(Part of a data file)
^^^^

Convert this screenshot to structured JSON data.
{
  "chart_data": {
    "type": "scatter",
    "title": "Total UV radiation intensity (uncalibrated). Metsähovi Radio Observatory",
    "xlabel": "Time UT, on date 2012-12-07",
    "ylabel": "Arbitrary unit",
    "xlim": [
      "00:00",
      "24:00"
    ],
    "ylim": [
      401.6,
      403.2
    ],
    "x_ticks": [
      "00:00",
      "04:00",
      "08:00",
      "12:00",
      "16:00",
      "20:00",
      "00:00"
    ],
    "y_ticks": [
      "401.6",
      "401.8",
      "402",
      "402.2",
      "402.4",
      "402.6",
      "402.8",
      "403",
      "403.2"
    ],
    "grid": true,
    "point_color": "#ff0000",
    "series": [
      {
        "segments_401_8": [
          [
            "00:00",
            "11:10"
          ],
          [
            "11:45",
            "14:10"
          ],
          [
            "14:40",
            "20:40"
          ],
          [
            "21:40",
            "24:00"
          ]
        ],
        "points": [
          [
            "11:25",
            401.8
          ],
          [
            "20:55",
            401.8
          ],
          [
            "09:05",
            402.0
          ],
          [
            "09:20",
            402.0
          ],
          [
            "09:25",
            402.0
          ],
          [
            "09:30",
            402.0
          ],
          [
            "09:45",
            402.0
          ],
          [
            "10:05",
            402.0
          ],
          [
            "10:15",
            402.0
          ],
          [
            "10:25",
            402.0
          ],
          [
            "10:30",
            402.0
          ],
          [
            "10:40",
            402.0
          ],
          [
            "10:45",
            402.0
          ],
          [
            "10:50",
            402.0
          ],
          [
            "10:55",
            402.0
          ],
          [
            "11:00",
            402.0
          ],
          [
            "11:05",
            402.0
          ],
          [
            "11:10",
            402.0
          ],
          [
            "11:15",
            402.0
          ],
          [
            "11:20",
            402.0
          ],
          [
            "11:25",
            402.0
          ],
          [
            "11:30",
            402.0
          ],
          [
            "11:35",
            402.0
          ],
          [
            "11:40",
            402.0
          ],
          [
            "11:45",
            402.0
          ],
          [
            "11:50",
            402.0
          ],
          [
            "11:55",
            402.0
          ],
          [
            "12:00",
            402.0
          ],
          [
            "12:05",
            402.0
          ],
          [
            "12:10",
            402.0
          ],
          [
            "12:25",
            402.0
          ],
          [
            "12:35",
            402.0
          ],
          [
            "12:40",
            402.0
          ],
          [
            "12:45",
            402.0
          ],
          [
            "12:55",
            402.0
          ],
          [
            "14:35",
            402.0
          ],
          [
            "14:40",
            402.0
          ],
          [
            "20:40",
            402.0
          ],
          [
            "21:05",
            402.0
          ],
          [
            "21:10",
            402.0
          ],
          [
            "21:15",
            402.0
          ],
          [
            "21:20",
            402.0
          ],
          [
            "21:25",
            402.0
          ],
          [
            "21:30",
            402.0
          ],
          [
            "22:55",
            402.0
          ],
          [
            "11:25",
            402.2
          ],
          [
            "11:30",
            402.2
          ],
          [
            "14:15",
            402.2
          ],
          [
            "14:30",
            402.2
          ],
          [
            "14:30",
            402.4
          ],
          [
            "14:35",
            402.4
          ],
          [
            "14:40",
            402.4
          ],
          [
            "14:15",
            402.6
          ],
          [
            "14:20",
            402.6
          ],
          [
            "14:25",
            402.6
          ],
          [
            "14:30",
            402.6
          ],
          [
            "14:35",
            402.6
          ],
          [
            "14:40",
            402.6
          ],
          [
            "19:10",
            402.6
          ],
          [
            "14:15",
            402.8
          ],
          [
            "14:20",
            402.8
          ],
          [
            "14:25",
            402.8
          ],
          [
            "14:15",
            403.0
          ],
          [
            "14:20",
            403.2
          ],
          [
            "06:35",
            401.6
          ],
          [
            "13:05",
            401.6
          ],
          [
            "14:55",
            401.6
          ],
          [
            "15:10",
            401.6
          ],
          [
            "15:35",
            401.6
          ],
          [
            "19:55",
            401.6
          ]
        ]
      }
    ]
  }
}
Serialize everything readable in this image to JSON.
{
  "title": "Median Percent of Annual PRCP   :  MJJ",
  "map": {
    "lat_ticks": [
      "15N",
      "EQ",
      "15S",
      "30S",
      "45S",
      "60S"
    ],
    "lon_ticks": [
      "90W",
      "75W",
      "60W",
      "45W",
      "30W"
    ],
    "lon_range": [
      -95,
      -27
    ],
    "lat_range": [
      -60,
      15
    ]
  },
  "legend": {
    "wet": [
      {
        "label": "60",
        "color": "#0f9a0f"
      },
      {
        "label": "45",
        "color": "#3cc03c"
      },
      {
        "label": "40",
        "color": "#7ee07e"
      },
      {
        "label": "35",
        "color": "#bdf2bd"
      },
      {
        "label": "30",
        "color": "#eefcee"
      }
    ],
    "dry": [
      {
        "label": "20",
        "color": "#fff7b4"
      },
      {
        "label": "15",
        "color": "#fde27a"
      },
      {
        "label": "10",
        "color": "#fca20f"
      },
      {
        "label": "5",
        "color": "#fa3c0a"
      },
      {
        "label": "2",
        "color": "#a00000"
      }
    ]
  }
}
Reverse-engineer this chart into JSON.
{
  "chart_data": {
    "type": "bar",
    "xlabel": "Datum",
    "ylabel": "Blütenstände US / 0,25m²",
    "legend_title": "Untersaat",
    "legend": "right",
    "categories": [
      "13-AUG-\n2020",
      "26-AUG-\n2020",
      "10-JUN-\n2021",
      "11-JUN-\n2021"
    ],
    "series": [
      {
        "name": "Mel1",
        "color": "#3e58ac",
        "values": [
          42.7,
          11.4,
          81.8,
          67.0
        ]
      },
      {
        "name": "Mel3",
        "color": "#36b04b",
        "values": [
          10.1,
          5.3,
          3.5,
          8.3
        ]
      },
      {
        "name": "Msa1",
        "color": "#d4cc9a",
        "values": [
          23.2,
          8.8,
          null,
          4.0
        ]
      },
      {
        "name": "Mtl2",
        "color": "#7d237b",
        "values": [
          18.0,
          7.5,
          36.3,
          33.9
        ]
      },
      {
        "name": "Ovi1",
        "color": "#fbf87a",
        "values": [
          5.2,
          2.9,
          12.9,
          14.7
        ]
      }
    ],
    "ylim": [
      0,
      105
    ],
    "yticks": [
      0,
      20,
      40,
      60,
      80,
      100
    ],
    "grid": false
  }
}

^^^^

→ REQUIRED TASK:
Every line of the data above should be copied exactly.

→ CORRECT ANSWER:
Convert this screenshot to structured JSON data.
{
  "chart_data": {
    "type": "scatter",
    "title": "Total UV radiation intensity (uncalibrated). Metsähovi Radio Observatory",
    "xlabel": "Time UT, on date 2012-12-07",
    "ylabel": "Arbitrary unit",
    "xlim": [
      "00:00",
      "24:00"
    ],
    "ylim": [
      401.6,
      403.2
    ],
    "x_ticks": [
      "00:00",
      "04:00",
      "08:00",
      "12:00",
      "16:00",
      "20:00",
      "00:00"
    ],
    "y_ticks": [
      "401.6",
      "401.8",
      "402",
      "402.2",
      "402.4",
      "402.6",
      "402.8",
      "403",
      "403.2"
    ],
    "grid": true,
    "point_color": "#ff0000",
    "series": [
      {
        "segments_401_8": [
          [
            "00:00",
            "11:10"
          ],
          [
            "11:45",
            "14:10"
          ],
          [
            "14:40",
            "20:40"
          ],
          [
            "21:40",
            "24:00"
          ]
        ],
        "points": [
          [
            "11:25",
            401.8
          ],
          [
            "20:55",
            401.8
          ],
          [
            "09:05",
            402.0
          ],
          [
            "09:20",
            402.0
          ],
          [
            "09:25",
            402.0
          ],
          [
            "09:30",
            402.0
          ],
          [
            "09:45",
            402.0
          ],
          [
            "10:05",
            402.0
          ],
          [
            "10:15",
            402.0
          ],
          [
            "10:25",
            402.0
          ],
          [
            "10:30",
            402.0
          ],
          [
            "10:40",
            402.0
          ],
          [
            "10:45",
            402.0
          ],
          [
            "10:50",
            402.0
          ],
          [
            "10:55",
            402.0
          ],
          [
            "11:00",
            402.0
          ],
          [
            "11:05",
            402.0
          ],
          [
            "11:10",
            402.0
          ],
          [
            "11:15",
            402.0
          ],
          [
            "11:20",
            402.0
          ],
          [
            "11:25",
            402.0
          ],
          [
            "11:30",
            402.0
          ],
          [
            "11:35",
            402.0
          ],
          [
            "11:40",
            402.0
          ],
          [
            "11:45",
            402.0
          ],
          [
            "11:50",
            402.0
          ],
          [
            "11:55",
            402.0
          ],
          [
            "12:00",
            402.0
          ],
          [
            "12:05",
            402.0
          ],
          [
            "12:10",
            402.0
          ],
          [
            "12:25",
            402.0
          ],
          [
            "12:35",
            402.0
          ],
          [
            "12:40",
            402.0
          ],
          [
            "12:45",
            402.0
          ],
          [
            "12:55",
            402.0
          ],
          [
            "14:35",
            402.0
          ],
          [
            "14:40",
            402.0
          ],
          [
            "20:40",
            402.0
          ],
          [
            "21:05",
            402.0
          ],
          [
            "21:10",
            402.0
          ],
          [
            "21:15",
            402.0
          ],
          [
            "21:20",
            402.0
          ],
          [
            "21:25",
            402.0
          ],
          [
            "21:30",
            402.0
          ],
          [
            "22:55",
            402.0
          ],
          [
            "11:25",
            402.2
          ],
          [
            "11:30",
            402.2
          ],
          [
            "14:15",
            402.2
          ],
          [
            "14:30",
            402.2
          ],
          [
            "14:30",
            402.4
          ],
          [
            "14:35",
            402.4
          ],
          [
            "14:40",
            402.4
          ],
          [
            "14:15",
            402.6
          ],
          [
            "14:20",
            402.6
          ],
          [
            "14:25",
            402.6
          ],
          [
            "14:30",
            402.6
          ],
          [
            "14:35",
            402.6
          ],
          [
            "14:40",
            402.6
          ],
          [
            "19:10",
            402.6
          ],
          [
            "14:15",
            402.8
          ],
          [
            "14:20",
            402.8
          ],
          [
            "14:25",
            402.8
          ],
          [
            "14:15",
            403.0
          ],
          [
            "14:20",
            403.2
          ],
          [
            "06:35",
            401.6
          ],
          [
            "13:05",
            401.6
          ],
          [
            "14:55",
            401.6
          ],
          [
            "15:10",
            401.6
          ],
          [
            "15:35",
            401.6
          ],
          [
            "19:55",
            401.6
          ]
        ]
      }
    ]
  }
}
Serialize everything readable in this image to JSON.
{
  "title": "Median Percent of Annual PRCP   :  MJJ",
  "map": {
    "lat_ticks": [
      "15N",
      "EQ",
      "15S",
      "30S",
      "45S",
      "60S"
    ],
    "lon_ticks": [
      "90W",
      "75W",
      "60W",
      "45W",
      "30W"
    ],
    "lon_range": [
      -95,
      -27
    ],
    "lat_range": [
      -60,
      15
    ]
  },
  "legend": {
    "wet": [
      {
        "label": "60",
        "color": "#0f9a0f"
      },
      {
        "label": "45",
        "color": "#3cc03c"
      },
      {
        "label": "40",
        "color": "#7ee07e"
      },
      {
        "label": "35",
        "color": "#bdf2bd"
      },
      {
        "label": "30",
        "color": "#eefcee"
      }
    ],
    "dry": [
      {
        "label": "20",
        "color": "#fff7b4"
      },
      {
        "label": "15",
        "color": "#fde27a"
      },
      {
        "label": "10",
        "color": "#fca20f"
      },
      {
        "label": "5",
        "color": "#fa3c0a"
      },
      {
        "label": "2",
        "color": "#a00000"
      }
    ]
  }
}
Reverse-engineer this chart into JSON.
{
  "chart_data": {
    "type": "bar",
    "xlabel": "Datum",
    "ylabel": "Blütenstände US / 0,25m²",
    "legend_title": "Untersaat",
    "legend": "right",
    "categories": [
      "13-AUG-\n2020",
      "26-AUG-\n2020",
      "10-JUN-\n2021",
      "11-JUN-\n2021"
    ],
    "series": [
      {
        "name": "Mel1",
        "color": "#3e58ac",
        "values": [
          42.7,
          11.4,
          81.8,
          67.0
        ]
      },
      {
        "name": "Mel3",
        "color": "#36b04b",
        "values": [
          10.1,
          5.3,
          3.5,
          8.3
        ]
      },
      {
        "name": "Msa1",
        "color": "#d4cc9a",
        "values": [
          23.2,
          8.8,
          null,
          4.0
        ]
      },
      {
        "name": "Mtl2",
        "color": "#7d237b",
        "values": [
          18.0,
          7.5,
          36.3,
          33.9
        ]
      },
      {
        "name": "Ovi1",
        "color": "#fbf87a",
        "values": [
          5.2,
          2.9,
          12.9,
          14.7
        ]
      }
    ],
    "ylim": [
      0,
      105
    ],
    "yticks": [
      0,
      20,
      40,
      60,
      80,
      100
    ],
    "grid": false
  }
}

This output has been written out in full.